Work to be completed:
Put every line of the records below into a numbered list, one line per item, and omit any blank lines.
# # # # #
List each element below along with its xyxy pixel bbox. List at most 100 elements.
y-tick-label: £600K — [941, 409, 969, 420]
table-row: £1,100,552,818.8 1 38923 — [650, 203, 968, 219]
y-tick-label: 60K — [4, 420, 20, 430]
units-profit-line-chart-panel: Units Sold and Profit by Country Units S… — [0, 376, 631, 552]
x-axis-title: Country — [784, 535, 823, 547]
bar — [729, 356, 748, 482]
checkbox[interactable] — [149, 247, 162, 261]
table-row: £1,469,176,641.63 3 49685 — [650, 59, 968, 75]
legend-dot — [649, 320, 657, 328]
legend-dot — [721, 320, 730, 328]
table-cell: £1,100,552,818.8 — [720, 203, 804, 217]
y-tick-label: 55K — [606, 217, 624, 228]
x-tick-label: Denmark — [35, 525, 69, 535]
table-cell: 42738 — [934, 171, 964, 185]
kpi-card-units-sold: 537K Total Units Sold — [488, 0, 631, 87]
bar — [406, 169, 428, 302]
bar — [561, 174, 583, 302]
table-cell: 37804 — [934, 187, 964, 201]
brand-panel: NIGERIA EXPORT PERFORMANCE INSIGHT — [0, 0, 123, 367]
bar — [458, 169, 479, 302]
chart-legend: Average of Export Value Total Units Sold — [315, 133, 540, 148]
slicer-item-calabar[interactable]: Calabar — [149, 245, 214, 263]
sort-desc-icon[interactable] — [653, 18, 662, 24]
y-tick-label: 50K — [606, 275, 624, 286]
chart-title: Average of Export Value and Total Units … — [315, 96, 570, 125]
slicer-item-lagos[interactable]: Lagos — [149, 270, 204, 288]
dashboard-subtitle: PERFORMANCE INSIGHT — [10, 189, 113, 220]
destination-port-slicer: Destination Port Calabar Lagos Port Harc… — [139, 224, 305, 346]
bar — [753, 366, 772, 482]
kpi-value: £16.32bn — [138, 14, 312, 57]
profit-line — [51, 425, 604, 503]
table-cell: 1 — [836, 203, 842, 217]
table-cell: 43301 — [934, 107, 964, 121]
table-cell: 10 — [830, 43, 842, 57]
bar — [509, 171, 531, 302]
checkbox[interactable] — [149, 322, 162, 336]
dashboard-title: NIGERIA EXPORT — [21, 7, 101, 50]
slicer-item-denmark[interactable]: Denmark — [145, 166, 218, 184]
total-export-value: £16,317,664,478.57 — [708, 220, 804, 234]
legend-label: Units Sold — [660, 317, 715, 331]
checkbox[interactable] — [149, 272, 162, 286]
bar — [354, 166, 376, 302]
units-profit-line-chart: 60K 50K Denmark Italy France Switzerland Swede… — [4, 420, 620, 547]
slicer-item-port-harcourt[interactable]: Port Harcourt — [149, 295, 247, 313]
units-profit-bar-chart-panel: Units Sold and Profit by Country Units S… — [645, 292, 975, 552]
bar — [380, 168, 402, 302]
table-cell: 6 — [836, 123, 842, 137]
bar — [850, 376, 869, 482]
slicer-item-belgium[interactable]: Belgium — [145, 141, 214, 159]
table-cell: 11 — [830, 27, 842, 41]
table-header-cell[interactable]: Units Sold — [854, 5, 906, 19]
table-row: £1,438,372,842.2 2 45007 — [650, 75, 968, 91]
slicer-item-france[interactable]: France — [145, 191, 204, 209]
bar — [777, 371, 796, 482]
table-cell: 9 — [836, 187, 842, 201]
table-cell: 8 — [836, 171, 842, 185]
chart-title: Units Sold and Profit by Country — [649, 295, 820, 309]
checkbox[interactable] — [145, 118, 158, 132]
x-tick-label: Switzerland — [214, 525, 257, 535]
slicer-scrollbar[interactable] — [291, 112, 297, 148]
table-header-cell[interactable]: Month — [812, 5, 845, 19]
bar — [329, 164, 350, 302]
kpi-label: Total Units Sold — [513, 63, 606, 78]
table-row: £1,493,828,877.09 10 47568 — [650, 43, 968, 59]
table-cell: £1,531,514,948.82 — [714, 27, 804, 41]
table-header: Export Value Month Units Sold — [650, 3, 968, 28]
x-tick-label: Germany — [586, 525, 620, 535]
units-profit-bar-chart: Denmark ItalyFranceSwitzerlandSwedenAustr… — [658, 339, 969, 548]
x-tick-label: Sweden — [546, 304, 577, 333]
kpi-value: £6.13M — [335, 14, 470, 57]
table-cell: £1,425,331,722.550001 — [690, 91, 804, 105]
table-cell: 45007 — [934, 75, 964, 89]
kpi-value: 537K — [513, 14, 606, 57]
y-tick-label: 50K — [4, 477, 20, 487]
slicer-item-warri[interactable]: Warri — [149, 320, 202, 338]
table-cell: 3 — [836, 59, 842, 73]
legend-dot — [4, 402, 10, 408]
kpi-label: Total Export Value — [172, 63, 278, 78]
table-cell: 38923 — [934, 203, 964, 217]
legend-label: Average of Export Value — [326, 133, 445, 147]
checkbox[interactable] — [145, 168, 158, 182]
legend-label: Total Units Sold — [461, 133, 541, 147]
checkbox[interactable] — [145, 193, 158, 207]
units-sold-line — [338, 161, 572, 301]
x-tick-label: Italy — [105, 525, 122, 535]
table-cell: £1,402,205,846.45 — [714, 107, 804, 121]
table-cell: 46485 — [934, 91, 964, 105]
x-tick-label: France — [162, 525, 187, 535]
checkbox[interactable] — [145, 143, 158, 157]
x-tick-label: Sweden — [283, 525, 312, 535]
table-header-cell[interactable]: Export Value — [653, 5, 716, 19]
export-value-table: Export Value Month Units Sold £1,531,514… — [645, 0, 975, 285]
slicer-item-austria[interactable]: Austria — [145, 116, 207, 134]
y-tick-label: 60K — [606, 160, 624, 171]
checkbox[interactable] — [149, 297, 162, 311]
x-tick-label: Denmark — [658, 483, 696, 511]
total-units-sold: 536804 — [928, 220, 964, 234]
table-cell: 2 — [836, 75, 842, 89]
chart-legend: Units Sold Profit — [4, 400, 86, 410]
# # # # #
Result for this exercise:
1. List each element below along with its xyxy pixel bbox. List at most 100 elements.
2. y-tick-label: £600K — [941, 409, 969, 420]
3. table-row: £1,100,552,818.8 1 38923 — [650, 203, 968, 219]
4. y-tick-label: 60K — [4, 420, 20, 430]
5. units-profit-line-chart-panel: Units Sold and Profit by Country Units S… — [0, 376, 631, 552]
6. x-axis-title: Country — [784, 535, 823, 547]
7. bar — [729, 356, 748, 482]
8. checkbox[interactable] — [149, 247, 162, 261]
9. table-row: £1,469,176,641.63 3 49685 — [650, 59, 968, 75]
10. legend-dot — [649, 320, 657, 328]
11. legend-dot — [721, 320, 730, 328]
12. table-cell: £1,100,552,818.8 — [720, 203, 804, 217]
13. y-tick-label: 55K — [606, 217, 624, 228]
14. x-tick-label: Denmark — [35, 525, 69, 535]
15. table-cell: 42738 — [934, 171, 964, 185]
16. kpi-card-units-sold: 537K Total Units Sold — [488, 0, 631, 87]
17. bar — [406, 169, 428, 302]
18. bar — [561, 174, 583, 302]
19. table-cell: 37804 — [934, 187, 964, 201]
20. brand-panel: NIGERIA EXPORT PERFORMANCE INSIGHT — [0, 0, 123, 367]
21. bar — [458, 169, 479, 302]
22. chart-legend: Average of Export Value Total Units Sold — [315, 133, 540, 148]
23. slicer-item-calabar[interactable]: Calabar — [149, 245, 214, 263]
24. sort-desc-icon[interactable] — [653, 18, 662, 24]
25. y-tick-label: 50K — [606, 275, 624, 286]
26. chart-title: Average of Export Value and Total Units … — [315, 96, 570, 125]
27. slicer-item-lagos[interactable]: Lagos — [149, 270, 204, 288]
28. dashboard-subtitle: PERFORMANCE INSIGHT — [10, 189, 113, 220]
29. destination-port-slicer: Destination Port Calabar Lagos Port Harc… — [139, 224, 305, 346]
30. bar — [753, 366, 772, 482]
31. kpi-value: £16.32bn — [138, 14, 312, 57]
32. profit-line — [51, 425, 604, 503]
33. table-cell: 1 — [836, 203, 842, 217]
34. table-cell: 43301 — [934, 107, 964, 121]
35. table-cell: 10 — [830, 43, 842, 57]
36. bar — [509, 171, 531, 302]
37. checkbox[interactable] — [149, 322, 162, 336]
38. dashboard-title: NIGERIA EXPORT — [21, 7, 101, 50]
39. slicer-item-denmark[interactable]: Denmark — [145, 166, 218, 184]
40. total-export-value: £16,317,664,478.57 — [708, 220, 804, 234]
41. legend-label: Units Sold — [660, 317, 715, 331]
42. checkbox[interactable] — [149, 272, 162, 286]
43. bar — [354, 166, 376, 302]
44. units-profit-line-chart: 60K 50K Denmark Italy France Switzerland Swede… — [4, 420, 620, 547]
45. slicer-item-port-harcourt[interactable]: Port Harcourt — [149, 295, 247, 313]
46. units-profit-bar-chart-panel: Units Sold and Profit by Country Units S… — [645, 292, 975, 552]
47. bar — [380, 168, 402, 302]
48. table-cell: 6 — [836, 123, 842, 137]
49. bar — [850, 376, 869, 482]
50. slicer-item-belgium[interactable]: Belgium — [145, 141, 214, 159]
51. table-cell: 11 — [830, 27, 842, 41]
52. table-header-cell[interactable]: Units Sold — [854, 5, 906, 19]
53. table-row: £1,438,372,842.2 2 45007 — [650, 75, 968, 91]
54. slicer-item-france[interactable]: France — [145, 191, 204, 209]
55. bar — [777, 371, 796, 482]
56. table-cell: 9 — [836, 187, 842, 201]
57. table-cell: 8 — [836, 171, 842, 185]
58. chart-title: Units Sold and Profit by Country — [649, 295, 820, 309]
59. checkbox[interactable] — [145, 118, 158, 132]
60. x-tick-label: Switzerland — [214, 525, 257, 535]
61. slicer-scrollbar[interactable] — [291, 112, 297, 148]
62. table-header-cell[interactable]: Month — [812, 5, 845, 19]
63. bar — [329, 164, 350, 302]
64. kpi-label: Total Units Sold — [513, 63, 606, 78]
65. table-row: £1,493,828,877.09 10 47568 — [650, 43, 968, 59]
66. table-cell: £1,531,514,948.82 — [714, 27, 804, 41]
67. table-header: Export Value Month Units Sold — [650, 3, 968, 28]
68. x-tick-label: Germany — [586, 525, 620, 535]
69. units-profit-bar-chart: Denmark ItalyFranceSwitzerlandSwedenAustr… — [658, 339, 969, 548]
70. x-tick-label: Sweden — [546, 304, 577, 333]
71. kpi-value: £6.13M — [335, 14, 470, 57]
72. table-cell: £1,425,331,722.550001 — [690, 91, 804, 105]
73. table-cell: 45007 — [934, 75, 964, 89]
74. kpi-value: 537K — [513, 14, 606, 57]
75. y-tick-label: 50K — [4, 477, 20, 487]
76. slicer-item-warri[interactable]: Warri — [149, 320, 202, 338]
77. table-cell: 3 — [836, 59, 842, 73]
78. legend-dot — [4, 402, 10, 408]
79. kpi-label: Total Export Value — [172, 63, 278, 78]
80. table-cell: 38923 — [934, 203, 964, 217]
81. legend-label: Average of Export Value — [326, 133, 445, 147]
82. checkbox[interactable] — [145, 168, 158, 182]
83. legend-label: Total Units Sold — [461, 133, 541, 147]
84. checkbox[interactable] — [145, 193, 158, 207]
85. units-sold-line — [338, 161, 572, 301]
86. x-tick-label: Italy — [105, 525, 122, 535]
87. table-cell: £1,402,205,846.45 — [714, 107, 804, 121]
88. table-cell: 46485 — [934, 91, 964, 105]
89. x-tick-label: France — [162, 525, 187, 535]
90. checkbox[interactable] — [145, 143, 158, 157]
91. x-tick-label: Sweden — [283, 525, 312, 535]
92. table-header-cell[interactable]: Export Value — [653, 5, 716, 19]
93. export-value-table: Export Value Month Units Sold £1,531,514… — [645, 0, 975, 285]
94. slicer-item-austria[interactable]: Austria — [145, 116, 207, 134]
95. y-tick-label: 60K — [606, 160, 624, 171]
96. checkbox[interactable] — [149, 297, 162, 311]
97. x-tick-label: Denmark — [658, 483, 696, 511]
98. total-units-sold: 536804 — [928, 220, 964, 234]
99. table-cell: 2 — [836, 75, 842, 89]
100. chart-legend: Units Sold Profit — [4, 400, 86, 410]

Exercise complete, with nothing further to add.